THE TASK - Every line that holds the string "usually" is to be identified and copied.

──────── RECORDED INFORMATION ────────

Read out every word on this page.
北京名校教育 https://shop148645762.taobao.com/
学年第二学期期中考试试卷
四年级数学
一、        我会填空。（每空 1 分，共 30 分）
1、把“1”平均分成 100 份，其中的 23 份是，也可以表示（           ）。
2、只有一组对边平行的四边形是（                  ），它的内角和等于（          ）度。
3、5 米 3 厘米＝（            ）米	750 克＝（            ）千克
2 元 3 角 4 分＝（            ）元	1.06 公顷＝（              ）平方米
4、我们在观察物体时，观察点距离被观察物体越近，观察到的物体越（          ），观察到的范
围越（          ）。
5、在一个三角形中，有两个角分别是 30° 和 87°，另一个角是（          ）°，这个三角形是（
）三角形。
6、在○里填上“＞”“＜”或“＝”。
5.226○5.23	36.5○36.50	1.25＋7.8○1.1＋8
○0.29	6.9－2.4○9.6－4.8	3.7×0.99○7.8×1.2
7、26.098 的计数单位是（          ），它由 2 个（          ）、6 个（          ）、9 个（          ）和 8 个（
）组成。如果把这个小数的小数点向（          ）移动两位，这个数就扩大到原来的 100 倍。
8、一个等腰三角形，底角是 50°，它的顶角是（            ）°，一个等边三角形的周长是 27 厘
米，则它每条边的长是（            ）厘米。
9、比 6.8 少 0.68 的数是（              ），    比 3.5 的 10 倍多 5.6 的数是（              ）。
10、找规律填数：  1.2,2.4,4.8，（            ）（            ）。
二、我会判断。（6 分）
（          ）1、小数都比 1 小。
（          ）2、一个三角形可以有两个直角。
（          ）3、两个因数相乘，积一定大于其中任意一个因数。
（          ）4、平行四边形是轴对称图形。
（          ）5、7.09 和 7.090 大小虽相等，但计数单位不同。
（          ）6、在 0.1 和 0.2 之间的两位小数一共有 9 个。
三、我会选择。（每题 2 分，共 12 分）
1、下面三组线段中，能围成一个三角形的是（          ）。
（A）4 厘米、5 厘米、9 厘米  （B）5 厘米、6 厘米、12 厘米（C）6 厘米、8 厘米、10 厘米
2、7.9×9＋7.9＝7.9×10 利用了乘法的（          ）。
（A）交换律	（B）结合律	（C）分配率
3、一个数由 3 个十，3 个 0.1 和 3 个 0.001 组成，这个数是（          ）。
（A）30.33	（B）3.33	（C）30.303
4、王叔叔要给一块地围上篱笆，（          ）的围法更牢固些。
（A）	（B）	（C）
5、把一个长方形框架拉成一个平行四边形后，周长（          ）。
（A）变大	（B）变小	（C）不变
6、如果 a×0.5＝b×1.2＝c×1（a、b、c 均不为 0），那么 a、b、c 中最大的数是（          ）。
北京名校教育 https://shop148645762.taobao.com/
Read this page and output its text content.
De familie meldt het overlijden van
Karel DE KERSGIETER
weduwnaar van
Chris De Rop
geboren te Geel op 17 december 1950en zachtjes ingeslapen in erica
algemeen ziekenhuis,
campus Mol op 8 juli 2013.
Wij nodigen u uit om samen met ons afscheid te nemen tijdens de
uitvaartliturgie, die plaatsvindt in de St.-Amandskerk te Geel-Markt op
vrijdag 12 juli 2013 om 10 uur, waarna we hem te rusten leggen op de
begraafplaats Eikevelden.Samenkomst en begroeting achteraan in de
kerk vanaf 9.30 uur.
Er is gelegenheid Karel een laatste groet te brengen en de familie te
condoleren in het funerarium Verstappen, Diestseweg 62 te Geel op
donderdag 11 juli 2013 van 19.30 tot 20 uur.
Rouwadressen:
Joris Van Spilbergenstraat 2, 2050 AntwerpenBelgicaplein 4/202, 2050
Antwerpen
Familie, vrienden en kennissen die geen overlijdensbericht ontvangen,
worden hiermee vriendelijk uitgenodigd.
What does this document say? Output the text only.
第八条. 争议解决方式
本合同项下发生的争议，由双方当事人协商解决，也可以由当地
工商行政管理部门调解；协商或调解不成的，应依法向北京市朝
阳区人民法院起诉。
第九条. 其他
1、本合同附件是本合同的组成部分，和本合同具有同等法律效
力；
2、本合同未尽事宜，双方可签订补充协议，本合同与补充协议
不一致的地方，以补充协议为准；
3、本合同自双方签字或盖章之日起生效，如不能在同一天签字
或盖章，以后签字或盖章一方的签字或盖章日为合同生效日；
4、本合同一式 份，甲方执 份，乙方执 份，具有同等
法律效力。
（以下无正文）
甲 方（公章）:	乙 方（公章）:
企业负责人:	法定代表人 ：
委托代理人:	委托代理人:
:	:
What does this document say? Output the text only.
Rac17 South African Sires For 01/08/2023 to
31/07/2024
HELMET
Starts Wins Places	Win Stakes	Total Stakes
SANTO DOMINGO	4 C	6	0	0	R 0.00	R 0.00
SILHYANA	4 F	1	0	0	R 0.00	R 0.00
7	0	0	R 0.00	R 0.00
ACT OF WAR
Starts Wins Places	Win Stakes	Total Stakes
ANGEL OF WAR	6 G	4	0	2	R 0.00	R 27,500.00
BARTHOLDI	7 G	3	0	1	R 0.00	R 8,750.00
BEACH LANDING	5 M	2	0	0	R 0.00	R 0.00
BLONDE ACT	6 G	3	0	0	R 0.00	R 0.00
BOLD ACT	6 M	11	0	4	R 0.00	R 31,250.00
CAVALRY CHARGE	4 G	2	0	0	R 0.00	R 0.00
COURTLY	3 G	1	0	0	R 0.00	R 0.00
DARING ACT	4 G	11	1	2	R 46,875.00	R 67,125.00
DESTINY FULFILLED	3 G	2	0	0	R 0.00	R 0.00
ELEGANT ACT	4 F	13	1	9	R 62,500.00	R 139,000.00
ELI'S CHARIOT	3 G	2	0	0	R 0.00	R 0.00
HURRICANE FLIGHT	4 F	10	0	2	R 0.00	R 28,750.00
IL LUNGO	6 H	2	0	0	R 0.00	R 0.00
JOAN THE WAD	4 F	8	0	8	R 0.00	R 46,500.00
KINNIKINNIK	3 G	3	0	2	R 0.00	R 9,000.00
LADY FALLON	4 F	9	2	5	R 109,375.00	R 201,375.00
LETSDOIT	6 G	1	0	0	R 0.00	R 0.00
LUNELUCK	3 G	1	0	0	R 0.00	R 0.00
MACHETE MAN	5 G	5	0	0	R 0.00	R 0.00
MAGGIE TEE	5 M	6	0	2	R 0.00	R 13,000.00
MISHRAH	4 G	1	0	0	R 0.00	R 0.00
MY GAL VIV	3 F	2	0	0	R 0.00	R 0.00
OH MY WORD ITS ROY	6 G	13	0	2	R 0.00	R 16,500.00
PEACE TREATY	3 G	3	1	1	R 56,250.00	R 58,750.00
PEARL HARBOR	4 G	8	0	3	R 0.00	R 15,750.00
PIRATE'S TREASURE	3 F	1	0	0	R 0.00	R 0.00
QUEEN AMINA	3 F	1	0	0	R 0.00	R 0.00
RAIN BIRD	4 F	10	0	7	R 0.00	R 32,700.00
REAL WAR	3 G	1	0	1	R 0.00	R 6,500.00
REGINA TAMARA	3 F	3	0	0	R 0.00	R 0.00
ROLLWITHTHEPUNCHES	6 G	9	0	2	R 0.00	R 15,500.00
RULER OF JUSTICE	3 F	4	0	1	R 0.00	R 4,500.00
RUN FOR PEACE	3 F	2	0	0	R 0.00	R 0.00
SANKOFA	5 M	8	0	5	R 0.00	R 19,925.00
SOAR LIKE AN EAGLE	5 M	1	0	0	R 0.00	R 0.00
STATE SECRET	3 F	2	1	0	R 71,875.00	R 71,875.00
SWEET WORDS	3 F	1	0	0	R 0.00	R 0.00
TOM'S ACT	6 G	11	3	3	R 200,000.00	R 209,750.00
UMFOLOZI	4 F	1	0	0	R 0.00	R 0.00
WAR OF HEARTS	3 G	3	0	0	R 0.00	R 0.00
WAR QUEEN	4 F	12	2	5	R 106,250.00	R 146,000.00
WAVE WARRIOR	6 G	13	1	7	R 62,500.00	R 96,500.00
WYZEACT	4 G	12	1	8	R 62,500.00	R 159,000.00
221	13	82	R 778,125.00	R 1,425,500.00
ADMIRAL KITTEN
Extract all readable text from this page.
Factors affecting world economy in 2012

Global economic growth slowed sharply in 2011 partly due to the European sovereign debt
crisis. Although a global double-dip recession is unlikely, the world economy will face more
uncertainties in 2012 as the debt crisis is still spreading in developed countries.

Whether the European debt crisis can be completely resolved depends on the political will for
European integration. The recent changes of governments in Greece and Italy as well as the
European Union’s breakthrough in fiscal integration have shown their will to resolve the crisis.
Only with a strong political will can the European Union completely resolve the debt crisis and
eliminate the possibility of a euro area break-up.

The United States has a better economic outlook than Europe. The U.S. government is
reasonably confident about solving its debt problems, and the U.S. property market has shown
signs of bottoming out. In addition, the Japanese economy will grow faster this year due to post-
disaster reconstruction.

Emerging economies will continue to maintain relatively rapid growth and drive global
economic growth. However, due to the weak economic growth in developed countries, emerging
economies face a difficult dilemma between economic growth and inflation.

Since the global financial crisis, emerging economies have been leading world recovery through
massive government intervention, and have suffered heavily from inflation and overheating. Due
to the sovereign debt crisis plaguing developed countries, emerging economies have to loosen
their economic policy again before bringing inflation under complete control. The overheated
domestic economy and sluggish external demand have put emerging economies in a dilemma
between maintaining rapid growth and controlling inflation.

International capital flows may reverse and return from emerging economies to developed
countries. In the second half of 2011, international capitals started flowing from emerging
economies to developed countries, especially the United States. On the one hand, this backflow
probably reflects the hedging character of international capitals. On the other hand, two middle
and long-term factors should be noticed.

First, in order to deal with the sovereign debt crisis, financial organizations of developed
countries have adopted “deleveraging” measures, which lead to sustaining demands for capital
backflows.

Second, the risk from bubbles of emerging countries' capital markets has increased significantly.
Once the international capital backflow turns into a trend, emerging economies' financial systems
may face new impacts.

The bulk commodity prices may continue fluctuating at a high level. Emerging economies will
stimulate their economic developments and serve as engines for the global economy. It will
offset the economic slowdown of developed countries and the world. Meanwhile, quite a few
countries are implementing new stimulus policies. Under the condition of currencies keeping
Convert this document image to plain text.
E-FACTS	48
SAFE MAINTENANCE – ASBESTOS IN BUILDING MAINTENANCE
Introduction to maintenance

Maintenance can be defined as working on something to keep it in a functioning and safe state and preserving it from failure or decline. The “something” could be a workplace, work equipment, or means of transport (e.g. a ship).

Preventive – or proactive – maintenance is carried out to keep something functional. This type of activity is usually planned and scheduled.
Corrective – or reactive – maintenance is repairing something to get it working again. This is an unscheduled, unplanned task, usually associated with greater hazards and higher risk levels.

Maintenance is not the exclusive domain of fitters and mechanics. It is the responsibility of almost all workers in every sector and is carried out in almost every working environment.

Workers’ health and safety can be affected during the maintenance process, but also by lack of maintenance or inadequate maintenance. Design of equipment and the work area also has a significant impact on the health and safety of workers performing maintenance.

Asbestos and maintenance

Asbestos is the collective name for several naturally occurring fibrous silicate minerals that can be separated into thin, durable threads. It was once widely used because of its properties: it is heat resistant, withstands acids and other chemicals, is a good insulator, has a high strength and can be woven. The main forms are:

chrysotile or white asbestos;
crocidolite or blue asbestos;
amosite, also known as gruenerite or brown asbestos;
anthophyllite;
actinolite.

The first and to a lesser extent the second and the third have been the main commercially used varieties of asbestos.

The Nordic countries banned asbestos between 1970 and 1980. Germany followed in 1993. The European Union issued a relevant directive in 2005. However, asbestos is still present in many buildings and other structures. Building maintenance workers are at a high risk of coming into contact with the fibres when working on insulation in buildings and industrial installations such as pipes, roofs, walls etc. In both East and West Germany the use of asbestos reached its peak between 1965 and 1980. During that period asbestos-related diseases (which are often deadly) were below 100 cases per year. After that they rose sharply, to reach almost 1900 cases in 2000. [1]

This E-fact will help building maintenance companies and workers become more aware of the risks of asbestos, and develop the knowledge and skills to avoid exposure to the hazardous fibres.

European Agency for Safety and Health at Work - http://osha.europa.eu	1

────────

PROBLEM SOLUTION -
Preventive – or proactive – maintenance is carried out to keep something functional. This type of activity is usually planned and scheduled.
Corrective – or reactive – maintenance is repairing something to get it working again. This is an unscheduled, unplanned task, usually associated with greater hazards and higher risk levels.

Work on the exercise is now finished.